● TASK TO CARRY OUT
Without the pictures, can you quote each line below exactly?

● LISTED RECORDS
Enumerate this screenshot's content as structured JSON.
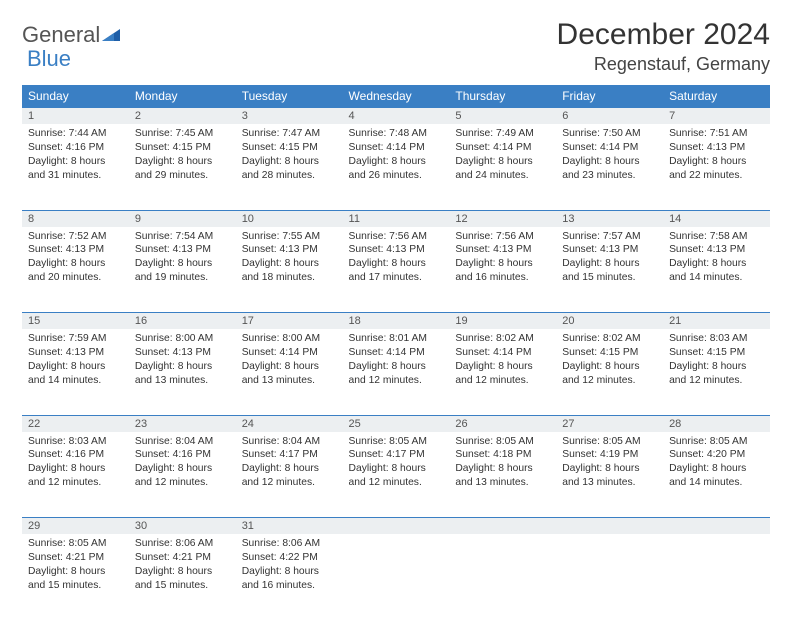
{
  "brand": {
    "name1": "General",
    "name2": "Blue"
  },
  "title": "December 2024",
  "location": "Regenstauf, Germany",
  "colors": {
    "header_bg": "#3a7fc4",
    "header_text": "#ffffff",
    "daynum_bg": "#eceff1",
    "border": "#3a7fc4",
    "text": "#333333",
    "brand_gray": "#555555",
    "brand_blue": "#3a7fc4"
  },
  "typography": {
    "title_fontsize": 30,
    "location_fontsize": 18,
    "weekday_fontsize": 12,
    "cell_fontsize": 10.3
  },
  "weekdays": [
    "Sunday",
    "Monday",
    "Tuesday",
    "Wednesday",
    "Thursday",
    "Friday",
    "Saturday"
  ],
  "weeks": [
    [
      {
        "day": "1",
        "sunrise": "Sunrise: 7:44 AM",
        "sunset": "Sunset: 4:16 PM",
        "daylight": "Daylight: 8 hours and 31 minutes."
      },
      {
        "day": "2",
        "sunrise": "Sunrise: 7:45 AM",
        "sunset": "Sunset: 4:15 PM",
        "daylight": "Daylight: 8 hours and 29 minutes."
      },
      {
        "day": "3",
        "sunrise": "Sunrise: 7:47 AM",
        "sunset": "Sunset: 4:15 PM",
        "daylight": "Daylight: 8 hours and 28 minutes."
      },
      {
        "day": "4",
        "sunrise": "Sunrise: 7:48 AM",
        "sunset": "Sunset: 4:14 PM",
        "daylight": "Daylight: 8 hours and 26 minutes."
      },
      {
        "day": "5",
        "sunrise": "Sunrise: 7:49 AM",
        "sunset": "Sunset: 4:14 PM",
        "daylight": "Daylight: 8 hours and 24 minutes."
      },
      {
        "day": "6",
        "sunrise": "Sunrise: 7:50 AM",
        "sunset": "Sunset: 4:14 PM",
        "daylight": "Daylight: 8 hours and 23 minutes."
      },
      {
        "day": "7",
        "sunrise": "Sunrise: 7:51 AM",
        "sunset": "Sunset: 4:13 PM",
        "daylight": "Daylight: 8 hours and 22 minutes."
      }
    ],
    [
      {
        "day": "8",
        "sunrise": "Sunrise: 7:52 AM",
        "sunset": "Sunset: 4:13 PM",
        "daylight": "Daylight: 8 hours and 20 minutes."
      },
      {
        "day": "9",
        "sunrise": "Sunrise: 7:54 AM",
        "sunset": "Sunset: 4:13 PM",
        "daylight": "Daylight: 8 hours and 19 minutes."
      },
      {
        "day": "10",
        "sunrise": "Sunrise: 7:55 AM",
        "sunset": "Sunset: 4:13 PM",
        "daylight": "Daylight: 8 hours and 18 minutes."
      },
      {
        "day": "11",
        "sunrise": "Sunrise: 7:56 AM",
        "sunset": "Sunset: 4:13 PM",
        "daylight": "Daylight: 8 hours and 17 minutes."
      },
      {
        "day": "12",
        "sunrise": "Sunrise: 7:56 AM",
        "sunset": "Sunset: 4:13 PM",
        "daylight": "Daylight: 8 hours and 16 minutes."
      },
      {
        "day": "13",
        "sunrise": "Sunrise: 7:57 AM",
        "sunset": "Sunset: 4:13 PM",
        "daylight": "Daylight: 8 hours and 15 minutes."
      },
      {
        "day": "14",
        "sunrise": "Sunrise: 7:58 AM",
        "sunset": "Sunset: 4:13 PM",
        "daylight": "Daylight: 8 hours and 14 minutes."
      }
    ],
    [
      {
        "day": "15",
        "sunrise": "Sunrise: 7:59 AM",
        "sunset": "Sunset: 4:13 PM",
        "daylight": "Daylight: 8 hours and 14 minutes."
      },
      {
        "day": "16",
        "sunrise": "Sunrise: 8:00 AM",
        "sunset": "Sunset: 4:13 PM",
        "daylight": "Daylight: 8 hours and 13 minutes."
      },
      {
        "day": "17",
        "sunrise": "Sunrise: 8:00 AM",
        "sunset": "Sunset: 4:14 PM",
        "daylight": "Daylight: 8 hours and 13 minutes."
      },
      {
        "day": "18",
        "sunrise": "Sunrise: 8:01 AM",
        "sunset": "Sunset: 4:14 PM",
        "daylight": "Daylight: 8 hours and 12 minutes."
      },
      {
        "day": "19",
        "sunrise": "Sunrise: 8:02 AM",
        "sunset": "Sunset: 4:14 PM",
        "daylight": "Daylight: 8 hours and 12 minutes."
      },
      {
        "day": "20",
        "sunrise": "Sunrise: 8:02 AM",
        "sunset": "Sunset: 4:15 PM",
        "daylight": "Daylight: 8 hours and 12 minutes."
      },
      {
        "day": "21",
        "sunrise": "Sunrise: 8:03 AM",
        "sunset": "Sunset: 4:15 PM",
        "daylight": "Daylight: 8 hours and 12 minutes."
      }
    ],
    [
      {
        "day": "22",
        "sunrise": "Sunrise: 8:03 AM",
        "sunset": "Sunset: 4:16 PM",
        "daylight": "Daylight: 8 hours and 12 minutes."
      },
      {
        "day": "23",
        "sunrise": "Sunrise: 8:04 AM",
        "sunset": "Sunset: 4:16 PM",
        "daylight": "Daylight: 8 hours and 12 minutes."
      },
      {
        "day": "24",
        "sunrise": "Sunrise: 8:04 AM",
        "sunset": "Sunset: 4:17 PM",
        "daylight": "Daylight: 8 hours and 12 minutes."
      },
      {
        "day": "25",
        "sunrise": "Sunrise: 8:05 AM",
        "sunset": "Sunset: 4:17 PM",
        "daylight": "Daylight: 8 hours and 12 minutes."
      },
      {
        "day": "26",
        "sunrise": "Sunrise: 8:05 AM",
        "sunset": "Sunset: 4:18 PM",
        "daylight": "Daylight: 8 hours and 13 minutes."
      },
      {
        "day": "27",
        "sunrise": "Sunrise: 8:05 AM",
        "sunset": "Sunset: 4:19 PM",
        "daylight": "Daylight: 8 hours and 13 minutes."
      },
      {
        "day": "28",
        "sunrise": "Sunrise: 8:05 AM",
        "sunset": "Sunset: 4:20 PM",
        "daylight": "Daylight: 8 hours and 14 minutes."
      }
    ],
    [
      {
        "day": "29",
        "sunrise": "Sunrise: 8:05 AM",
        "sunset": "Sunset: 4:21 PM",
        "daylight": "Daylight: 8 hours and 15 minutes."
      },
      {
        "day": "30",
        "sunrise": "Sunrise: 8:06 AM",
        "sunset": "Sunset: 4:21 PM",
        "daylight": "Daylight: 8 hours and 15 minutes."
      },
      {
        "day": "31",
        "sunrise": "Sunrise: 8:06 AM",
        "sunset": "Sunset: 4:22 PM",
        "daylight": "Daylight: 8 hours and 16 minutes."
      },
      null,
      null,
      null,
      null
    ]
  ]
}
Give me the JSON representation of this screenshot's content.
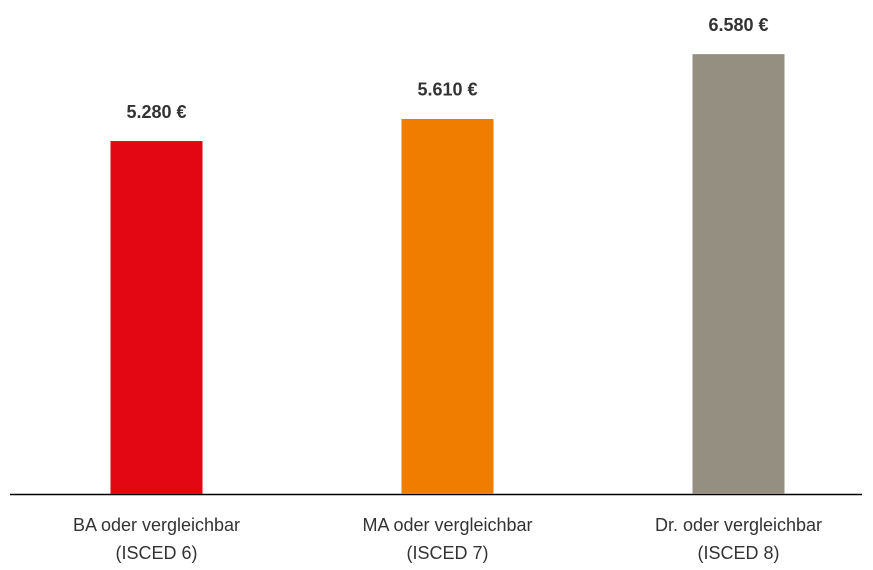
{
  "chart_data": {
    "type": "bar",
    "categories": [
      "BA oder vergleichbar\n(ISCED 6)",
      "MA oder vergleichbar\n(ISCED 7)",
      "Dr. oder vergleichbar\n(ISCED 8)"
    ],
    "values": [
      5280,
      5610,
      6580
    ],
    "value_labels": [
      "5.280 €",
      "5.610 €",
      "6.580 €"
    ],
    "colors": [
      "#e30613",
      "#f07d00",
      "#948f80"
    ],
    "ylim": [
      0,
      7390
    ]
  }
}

● WRITTEN RESPONSE
Enumerate this screenshot's content as structured JSON.
{
  "brand": {
    "name1": "General",
    "name2": "Blue"
  },
  "title": "December 2024",
  "location": "Regenstauf, Germany",
  "colors": {
    "header_bg": "#3a7fc4",
    "header_text": "#ffffff",
    "daynum_bg": "#eceff1",
    "border": "#3a7fc4",
    "text": "#333333",
    "brand_gray": "#555555",
    "brand_blue": "#3a7fc4"
  },
  "typography": {
    "title_fontsize": 30,
    "location_fontsize": 18,
    "weekday_fontsize": 12,
    "cell_fontsize": 10.3
  },
  "weekdays": [
    "Sunday",
    "Monday",
    "Tuesday",
    "Wednesday",
    "Thursday",
    "Friday",
    "Saturday"
  ],
  "weeks": [
    [
      {
        "day": "1",
        "sunrise": "Sunrise: 7:44 AM",
        "sunset": "Sunset: 4:16 PM",
        "daylight": "Daylight: 8 hours and 31 minutes."
      },
      {
        "day": "2",
        "sunrise": "Sunrise: 7:45 AM",
        "sunset": "Sunset: 4:15 PM",
        "daylight": "Daylight: 8 hours and 29 minutes."
      },
      {
        "day": "3",
        "sunrise": "Sunrise: 7:47 AM",
        "sunset": "Sunset: 4:15 PM",
        "daylight": "Daylight: 8 hours and 28 minutes."
      },
      {
        "day": "4",
        "sunrise": "Sunrise: 7:48 AM",
        "sunset": "Sunset: 4:14 PM",
        "daylight": "Daylight: 8 hours and 26 minutes."
      },
      {
        "day": "5",
        "sunrise": "Sunrise: 7:49 AM",
        "sunset": "Sunset: 4:14 PM",
        "daylight": "Daylight: 8 hours and 24 minutes."
      },
      {
        "day": "6",
        "sunrise": "Sunrise: 7:50 AM",
        "sunset": "Sunset: 4:14 PM",
        "daylight": "Daylight: 8 hours and 23 minutes."
      },
      {
        "day": "7",
        "sunrise": "Sunrise: 7:51 AM",
        "sunset": "Sunset: 4:13 PM",
        "daylight": "Daylight: 8 hours and 22 minutes."
      }
    ],
    [
      {
        "day": "8",
        "sunrise": "Sunrise: 7:52 AM",
        "sunset": "Sunset: 4:13 PM",
        "daylight": "Daylight: 8 hours and 20 minutes."
      },
      {
        "day": "9",
        "sunrise": "Sunrise: 7:54 AM",
        "sunset": "Sunset: 4:13 PM",
        "daylight": "Daylight: 8 hours and 19 minutes."
      },
      {
        "day": "10",
        "sunrise": "Sunrise: 7:55 AM",
        "sunset": "Sunset: 4:13 PM",
        "daylight": "Daylight: 8 hours and 18 minutes."
      },
      {
        "day": "11",
        "sunrise": "Sunrise: 7:56 AM",
        "sunset": "Sunset: 4:13 PM",
        "daylight": "Daylight: 8 hours and 17 minutes."
      },
      {
        "day": "12",
        "sunrise": "Sunrise: 7:56 AM",
        "sunset": "Sunset: 4:13 PM",
        "daylight": "Daylight: 8 hours and 16 minutes."
      },
      {
        "day": "13",
        "sunrise": "Sunrise: 7:57 AM",
        "sunset": "Sunset: 4:13 PM",
        "daylight": "Daylight: 8 hours and 15 minutes."
      },
      {
        "day": "14",
        "sunrise": "Sunrise: 7:58 AM",
        "sunset": "Sunset: 4:13 PM",
        "daylight": "Daylight: 8 hours and 14 minutes."
      }
    ],
    [
      {
        "day": "15",
        "sunrise": "Sunrise: 7:59 AM",
        "sunset": "Sunset: 4:13 PM",
        "daylight": "Daylight: 8 hours and 14 minutes."
      },
      {
        "day": "16",
        "sunrise": "Sunrise: 8:00 AM",
        "sunset": "Sunset: 4:13 PM",
        "daylight": "Daylight: 8 hours and 13 minutes."
      },
      {
        "day": "17",
        "sunrise": "Sunrise: 8:00 AM",
        "sunset": "Sunset: 4:14 PM",
        "daylight": "Daylight: 8 hours and 13 minutes."
      },
      {
        "day": "18",
        "sunrise": "Sunrise: 8:01 AM",
        "sunset": "Sunset: 4:14 PM",
        "daylight": "Daylight: 8 hours and 12 minutes."
      },
      {
        "day": "19",
        "sunrise": "Sunrise: 8:02 AM",
        "sunset": "Sunset: 4:14 PM",
        "daylight": "Daylight: 8 hours and 12 minutes."
      },
      {
        "day": "20",
        "sunrise": "Sunrise: 8:02 AM",
        "sunset": "Sunset: 4:15 PM",
        "daylight": "Daylight: 8 hours and 12 minutes."
      },
      {
        "day": "21",
        "sunrise": "Sunrise: 8:03 AM",
        "sunset": "Sunset: 4:15 PM",
        "daylight": "Daylight: 8 hours and 12 minutes."
      }
    ],
    [
      {
        "day": "22",
        "sunrise": "Sunrise: 8:03 AM",
        "sunset": "Sunset: 4:16 PM",
        "daylight": "Daylight: 8 hours and 12 minutes."
      },
      {
        "day": "23",
        "sunrise": "Sunrise: 8:04 AM",
        "sunset": "Sunset: 4:16 PM",
        "daylight": "Daylight: 8 hours and 12 minutes."
      },
      {
        "day": "24",
        "sunrise": "Sunrise: 8:04 AM",
        "sunset": "Sunset: 4:17 PM",
        "daylight": "Daylight: 8 hours and 12 minutes."
      },
      {
        "day": "25",
        "sunrise": "Sunrise: 8:05 AM",
        "sunset": "Sunset: 4:17 PM",
        "daylight": "Daylight: 8 hours and 12 minutes."
      },
      {
        "day": "26",
        "sunrise": "Sunrise: 8:05 AM",
        "sunset": "Sunset: 4:18 PM",
        "daylight": "Daylight: 8 hours and 13 minutes."
      },
      {
        "day": "27",
        "sunrise": "Sunrise: 8:05 AM",
        "sunset": "Sunset: 4:19 PM",
        "daylight": "Daylight: 8 hours and 13 minutes."
      },
      {
        "day": "28",
        "sunrise": "Sunrise: 8:05 AM",
        "sunset": "Sunset: 4:20 PM",
        "daylight": "Daylight: 8 hours and 14 minutes."
      }
    ],
    [
      {
        "day": "29",
        "sunrise": "Sunrise: 8:05 AM",
        "sunset": "Sunset: 4:21 PM",
        "daylight": "Daylight: 8 hours and 15 minutes."
      },
      {
        "day": "30",
        "sunrise": "Sunrise: 8:06 AM",
        "sunset": "Sunset: 4:21 PM",
        "daylight": "Daylight: 8 hours and 15 minutes."
      },
      {
        "day": "31",
        "sunrise": "Sunrise: 8:06 AM",
        "sunset": "Sunset: 4:22 PM",
        "daylight": "Daylight: 8 hours and 16 minutes."
      },
      null,
      null,
      null,
      null
    ]
  ]
}
Give me the JSON representation of this screenshot's content.
{
  "chart_data": {
    "type": "bar",
    "categories": [
      "BA oder vergleichbar\n(ISCED 6)",
      "MA oder vergleichbar\n(ISCED 7)",
      "Dr. oder vergleichbar\n(ISCED 8)"
    ],
    "values": [
      5280,
      5610,
      6580
    ],
    "value_labels": [
      "5.280 €",
      "5.610 €",
      "6.580 €"
    ],
    "colors": [
      "#e30613",
      "#f07d00",
      "#948f80"
    ],
    "ylim": [
      0,
      7390
    ]
  }
}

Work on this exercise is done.